Stored entries
[START]

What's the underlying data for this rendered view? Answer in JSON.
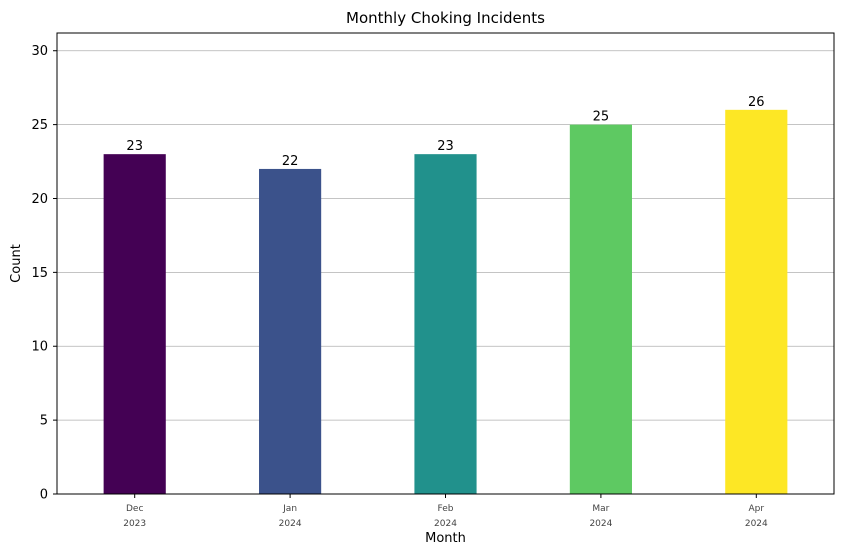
{
  "chart_data": {
    "type": "bar",
    "title": "Monthly Choking Incidents",
    "xlabel": "Month",
    "ylabel": "Count",
    "categories": [
      [
        "Dec",
        "2023"
      ],
      [
        "Jan",
        "2024"
      ],
      [
        "Feb",
        "2024"
      ],
      [
        "Mar",
        "2024"
      ],
      [
        "Apr",
        "2024"
      ]
    ],
    "values": [
      23,
      22,
      23,
      25,
      26
    ],
    "colors": [
      "#440154",
      "#3b528b",
      "#21918c",
      "#5ec962",
      "#fde725"
    ],
    "ylim": [
      0,
      31.2
    ],
    "yticks": [
      0,
      5,
      10,
      15,
      20,
      25,
      30
    ],
    "grid": "horizontal",
    "legend": "none"
  }
}
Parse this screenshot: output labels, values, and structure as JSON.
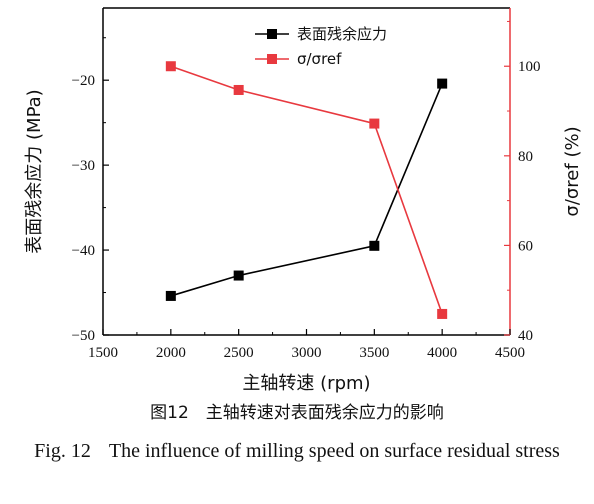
{
  "chart_data": {
    "type": "line",
    "x": [
      2000,
      2500,
      3500,
      4000
    ],
    "xlabel": "主轴转速 (rpm)",
    "xlim": [
      1500,
      4500
    ],
    "xticks": [
      1500,
      2000,
      2500,
      3000,
      3500,
      4000,
      4500
    ],
    "ylabel_left": "表面残余应力 (MPa)",
    "ylim_left": [
      -50,
      -11.5
    ],
    "yticks_left": [
      -50,
      -40,
      -30,
      -20
    ],
    "ylabel_right": "σ/σref (%)",
    "ylim_right": [
      40,
      113
    ],
    "yticks_right": [
      40,
      60,
      80,
      100
    ],
    "series": [
      {
        "name": "表面残余应力",
        "axis": "left",
        "color": "#000000",
        "values": [
          -45.4,
          -43.0,
          -39.5,
          -20.4
        ]
      },
      {
        "name": "σ/σref",
        "axis": "right",
        "color": "#e8393f",
        "values": [
          100,
          94.7,
          87.2,
          44.7
        ]
      }
    ],
    "legend_position": "top-center",
    "right_axis_color": "#e8393f"
  },
  "caption": {
    "cn": "图12　主轴转速对表面残余应力的影响",
    "en_number": "Fig. 12",
    "en_text": "The influence of milling speed on surface residual stress"
  }
}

[END]

**What the task requires**
The lines to write out run from the one containing "Parse this screenshot: output" through the final line of the material above, both included; write them out exactly, with no pictures.

**Task output**
Parse this screenshot: output labels, values, and structure as JSON.
{
  "chart_data": {
    "type": "line",
    "x": [
      2000,
      2500,
      3500,
      4000
    ],
    "xlabel": "主轴转速 (rpm)",
    "xlim": [
      1500,
      4500
    ],
    "xticks": [
      1500,
      2000,
      2500,
      3000,
      3500,
      4000,
      4500
    ],
    "ylabel_left": "表面残余应力 (MPa)",
    "ylim_left": [
      -50,
      -11.5
    ],
    "yticks_left": [
      -50,
      -40,
      -30,
      -20
    ],
    "ylabel_right": "σ/σref (%)",
    "ylim_right": [
      40,
      113
    ],
    "yticks_right": [
      40,
      60,
      80,
      100
    ],
    "series": [
      {
        "name": "表面残余应力",
        "axis": "left",
        "color": "#000000",
        "values": [
          -45.4,
          -43.0,
          -39.5,
          -20.4
        ]
      },
      {
        "name": "σ/σref",
        "axis": "right",
        "color": "#e8393f",
        "values": [
          100,
          94.7,
          87.2,
          44.7
        ]
      }
    ],
    "legend_position": "top-center",
    "right_axis_color": "#e8393f"
  },
  "caption": {
    "cn": "图12　主轴转速对表面残余应力的影响",
    "en_number": "Fig. 12",
    "en_text": "The influence of milling speed on surface residual stress"
  }
}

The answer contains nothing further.